(Extracts from a graphics dataset)
»»

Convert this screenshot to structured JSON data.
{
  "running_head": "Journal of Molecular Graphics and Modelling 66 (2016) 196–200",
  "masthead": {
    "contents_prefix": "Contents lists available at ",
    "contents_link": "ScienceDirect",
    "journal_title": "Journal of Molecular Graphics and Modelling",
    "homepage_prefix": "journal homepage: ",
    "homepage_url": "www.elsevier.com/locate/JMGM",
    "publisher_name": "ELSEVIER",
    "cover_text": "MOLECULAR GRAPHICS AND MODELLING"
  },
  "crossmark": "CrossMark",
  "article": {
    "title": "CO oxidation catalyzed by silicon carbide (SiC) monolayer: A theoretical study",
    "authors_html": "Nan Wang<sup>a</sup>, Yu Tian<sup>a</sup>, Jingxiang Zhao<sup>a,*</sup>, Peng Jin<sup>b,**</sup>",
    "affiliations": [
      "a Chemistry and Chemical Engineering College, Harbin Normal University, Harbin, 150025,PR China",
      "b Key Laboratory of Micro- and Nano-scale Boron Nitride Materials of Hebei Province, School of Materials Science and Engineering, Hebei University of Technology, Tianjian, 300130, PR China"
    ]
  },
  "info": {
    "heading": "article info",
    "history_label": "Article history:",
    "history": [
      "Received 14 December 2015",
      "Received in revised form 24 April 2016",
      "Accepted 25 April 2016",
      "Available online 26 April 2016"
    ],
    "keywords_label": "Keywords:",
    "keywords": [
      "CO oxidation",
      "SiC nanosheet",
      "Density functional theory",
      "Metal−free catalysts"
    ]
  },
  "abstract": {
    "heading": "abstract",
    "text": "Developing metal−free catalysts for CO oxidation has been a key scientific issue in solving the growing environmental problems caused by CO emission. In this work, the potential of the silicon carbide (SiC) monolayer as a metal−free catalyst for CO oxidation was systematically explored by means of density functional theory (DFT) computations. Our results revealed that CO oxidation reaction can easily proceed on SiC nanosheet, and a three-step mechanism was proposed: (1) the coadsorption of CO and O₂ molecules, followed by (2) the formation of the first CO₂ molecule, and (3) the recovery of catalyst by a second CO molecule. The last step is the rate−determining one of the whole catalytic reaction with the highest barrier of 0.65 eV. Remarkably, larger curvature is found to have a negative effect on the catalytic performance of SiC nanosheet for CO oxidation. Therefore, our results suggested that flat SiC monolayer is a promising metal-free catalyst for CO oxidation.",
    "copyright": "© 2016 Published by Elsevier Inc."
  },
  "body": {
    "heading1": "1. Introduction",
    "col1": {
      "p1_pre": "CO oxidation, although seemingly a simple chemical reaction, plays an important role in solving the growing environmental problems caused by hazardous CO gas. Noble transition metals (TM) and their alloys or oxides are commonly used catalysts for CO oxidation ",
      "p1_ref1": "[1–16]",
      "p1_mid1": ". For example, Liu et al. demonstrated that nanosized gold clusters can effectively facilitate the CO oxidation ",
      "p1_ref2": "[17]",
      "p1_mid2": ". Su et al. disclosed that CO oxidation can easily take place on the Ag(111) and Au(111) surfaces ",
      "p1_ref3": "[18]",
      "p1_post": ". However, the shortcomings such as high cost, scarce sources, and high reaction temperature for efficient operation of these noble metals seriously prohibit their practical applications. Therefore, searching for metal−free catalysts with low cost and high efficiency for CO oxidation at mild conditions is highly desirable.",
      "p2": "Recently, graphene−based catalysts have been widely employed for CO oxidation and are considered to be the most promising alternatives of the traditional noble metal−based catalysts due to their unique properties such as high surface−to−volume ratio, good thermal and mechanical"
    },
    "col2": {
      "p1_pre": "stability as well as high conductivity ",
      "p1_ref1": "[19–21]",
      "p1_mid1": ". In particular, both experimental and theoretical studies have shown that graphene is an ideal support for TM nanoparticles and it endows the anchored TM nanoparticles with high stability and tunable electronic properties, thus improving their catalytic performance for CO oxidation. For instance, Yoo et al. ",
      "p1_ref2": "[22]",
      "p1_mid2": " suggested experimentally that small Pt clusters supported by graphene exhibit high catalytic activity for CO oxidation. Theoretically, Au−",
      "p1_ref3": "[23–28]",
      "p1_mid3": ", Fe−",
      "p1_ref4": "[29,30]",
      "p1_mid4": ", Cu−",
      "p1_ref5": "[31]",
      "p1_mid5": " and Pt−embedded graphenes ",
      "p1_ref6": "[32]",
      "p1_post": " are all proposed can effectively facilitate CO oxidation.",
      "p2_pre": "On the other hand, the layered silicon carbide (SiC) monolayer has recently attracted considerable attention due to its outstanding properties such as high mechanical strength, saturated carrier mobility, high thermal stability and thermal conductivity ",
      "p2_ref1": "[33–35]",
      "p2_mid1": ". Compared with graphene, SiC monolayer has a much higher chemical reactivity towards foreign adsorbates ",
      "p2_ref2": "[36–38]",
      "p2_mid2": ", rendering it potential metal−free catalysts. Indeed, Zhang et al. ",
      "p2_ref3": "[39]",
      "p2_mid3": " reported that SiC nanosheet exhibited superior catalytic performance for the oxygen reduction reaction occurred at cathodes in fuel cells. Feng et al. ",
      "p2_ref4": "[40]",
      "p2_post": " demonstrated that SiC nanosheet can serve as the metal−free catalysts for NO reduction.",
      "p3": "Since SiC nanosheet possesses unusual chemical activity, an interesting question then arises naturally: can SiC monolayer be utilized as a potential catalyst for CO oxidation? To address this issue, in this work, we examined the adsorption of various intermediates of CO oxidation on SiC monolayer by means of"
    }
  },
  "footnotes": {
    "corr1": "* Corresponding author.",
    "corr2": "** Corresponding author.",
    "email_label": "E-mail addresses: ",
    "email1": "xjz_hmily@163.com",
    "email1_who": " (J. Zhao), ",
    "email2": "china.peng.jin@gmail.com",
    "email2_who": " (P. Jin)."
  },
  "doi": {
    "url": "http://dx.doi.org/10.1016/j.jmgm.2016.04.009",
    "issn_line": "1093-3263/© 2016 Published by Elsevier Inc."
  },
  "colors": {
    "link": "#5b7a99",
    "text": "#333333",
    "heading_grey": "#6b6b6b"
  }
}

««

→ WHAT IS REQUIRED: Only lines with the word "April" go in the answer. Take them all from the entries above.

→ YOUR RESPONSE:
      "Received in revised form 24 April 2016",
      "Accepted 25 April 2016",
      "Available online 26 April 2016"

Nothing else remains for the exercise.